Find the lines with "已是悬崖百丈冰" in them and copy them out.

--- BEGIN INFORMATION SUPPLIED ---

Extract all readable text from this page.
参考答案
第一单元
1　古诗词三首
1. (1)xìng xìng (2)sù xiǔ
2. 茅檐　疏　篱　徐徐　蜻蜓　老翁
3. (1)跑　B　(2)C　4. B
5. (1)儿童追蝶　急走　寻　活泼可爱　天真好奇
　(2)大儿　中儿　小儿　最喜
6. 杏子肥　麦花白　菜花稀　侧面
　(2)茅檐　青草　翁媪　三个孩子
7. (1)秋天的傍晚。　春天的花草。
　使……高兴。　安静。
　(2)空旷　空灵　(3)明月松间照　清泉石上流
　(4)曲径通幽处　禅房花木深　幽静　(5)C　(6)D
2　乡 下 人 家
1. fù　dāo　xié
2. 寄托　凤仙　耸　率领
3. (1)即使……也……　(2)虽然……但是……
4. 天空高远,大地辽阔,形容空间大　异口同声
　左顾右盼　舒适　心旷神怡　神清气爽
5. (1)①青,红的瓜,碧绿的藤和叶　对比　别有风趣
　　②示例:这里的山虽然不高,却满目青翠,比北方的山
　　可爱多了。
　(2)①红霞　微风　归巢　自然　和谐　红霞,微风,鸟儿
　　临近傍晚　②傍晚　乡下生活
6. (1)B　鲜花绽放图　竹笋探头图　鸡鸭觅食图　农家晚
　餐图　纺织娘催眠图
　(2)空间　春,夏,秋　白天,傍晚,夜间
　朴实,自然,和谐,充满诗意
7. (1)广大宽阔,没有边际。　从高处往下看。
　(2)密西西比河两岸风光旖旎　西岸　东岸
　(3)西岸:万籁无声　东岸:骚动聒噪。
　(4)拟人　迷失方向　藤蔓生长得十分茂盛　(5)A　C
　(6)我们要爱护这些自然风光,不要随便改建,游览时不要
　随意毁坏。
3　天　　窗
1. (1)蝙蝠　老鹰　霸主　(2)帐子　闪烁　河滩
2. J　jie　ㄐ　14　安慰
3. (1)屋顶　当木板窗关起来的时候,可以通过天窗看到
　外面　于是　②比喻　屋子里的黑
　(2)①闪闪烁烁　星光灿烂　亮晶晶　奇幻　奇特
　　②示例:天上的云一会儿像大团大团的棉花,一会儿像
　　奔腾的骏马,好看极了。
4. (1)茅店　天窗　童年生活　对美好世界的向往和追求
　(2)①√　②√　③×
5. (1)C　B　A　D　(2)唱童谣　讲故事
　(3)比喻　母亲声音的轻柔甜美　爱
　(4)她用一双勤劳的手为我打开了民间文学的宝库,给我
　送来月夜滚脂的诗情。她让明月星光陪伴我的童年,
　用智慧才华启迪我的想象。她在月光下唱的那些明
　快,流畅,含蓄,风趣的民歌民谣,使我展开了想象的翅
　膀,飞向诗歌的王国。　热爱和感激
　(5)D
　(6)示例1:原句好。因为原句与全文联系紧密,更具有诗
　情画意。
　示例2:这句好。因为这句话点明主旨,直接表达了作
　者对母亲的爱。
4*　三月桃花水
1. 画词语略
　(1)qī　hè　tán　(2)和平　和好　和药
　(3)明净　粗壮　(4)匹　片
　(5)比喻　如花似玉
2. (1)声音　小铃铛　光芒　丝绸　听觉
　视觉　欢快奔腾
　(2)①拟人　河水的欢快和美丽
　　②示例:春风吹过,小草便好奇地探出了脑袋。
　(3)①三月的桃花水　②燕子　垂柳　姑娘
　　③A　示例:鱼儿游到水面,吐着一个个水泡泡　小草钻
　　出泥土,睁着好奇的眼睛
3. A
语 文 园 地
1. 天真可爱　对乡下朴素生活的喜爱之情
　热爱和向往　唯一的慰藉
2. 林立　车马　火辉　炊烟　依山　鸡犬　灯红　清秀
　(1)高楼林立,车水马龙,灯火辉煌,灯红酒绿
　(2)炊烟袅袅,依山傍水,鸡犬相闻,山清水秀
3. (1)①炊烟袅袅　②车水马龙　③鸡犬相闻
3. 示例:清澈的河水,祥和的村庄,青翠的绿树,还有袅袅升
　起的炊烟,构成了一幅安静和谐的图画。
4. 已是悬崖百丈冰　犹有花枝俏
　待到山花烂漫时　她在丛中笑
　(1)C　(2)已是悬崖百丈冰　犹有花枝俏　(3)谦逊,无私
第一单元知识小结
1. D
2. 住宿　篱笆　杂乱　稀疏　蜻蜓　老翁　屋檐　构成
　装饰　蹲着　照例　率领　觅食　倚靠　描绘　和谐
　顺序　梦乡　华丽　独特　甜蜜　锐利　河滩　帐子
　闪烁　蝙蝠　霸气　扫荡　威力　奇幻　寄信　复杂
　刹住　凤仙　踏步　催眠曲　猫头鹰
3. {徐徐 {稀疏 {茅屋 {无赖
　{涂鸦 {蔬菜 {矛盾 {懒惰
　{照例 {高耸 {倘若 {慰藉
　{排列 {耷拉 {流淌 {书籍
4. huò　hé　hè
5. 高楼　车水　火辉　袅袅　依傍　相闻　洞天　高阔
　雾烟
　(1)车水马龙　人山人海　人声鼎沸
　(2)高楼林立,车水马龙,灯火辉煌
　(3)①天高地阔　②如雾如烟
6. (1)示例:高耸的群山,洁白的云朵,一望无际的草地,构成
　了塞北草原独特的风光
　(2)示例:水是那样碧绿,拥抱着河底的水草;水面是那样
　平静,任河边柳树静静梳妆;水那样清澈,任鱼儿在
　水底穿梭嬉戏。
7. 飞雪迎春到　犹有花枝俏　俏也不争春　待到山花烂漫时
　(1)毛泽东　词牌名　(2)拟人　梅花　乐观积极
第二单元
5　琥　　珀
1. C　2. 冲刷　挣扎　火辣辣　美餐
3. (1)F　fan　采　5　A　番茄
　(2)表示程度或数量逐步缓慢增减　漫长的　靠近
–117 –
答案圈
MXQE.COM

--- END INFORMATION SUPPLIED ---

### RESPONSE TO THIS TASK
4. 已是悬崖百丈冰　犹有花枝俏
　(1)C　(2)已是悬崖百丈冰　犹有花枝俏　(3)谦逊,无私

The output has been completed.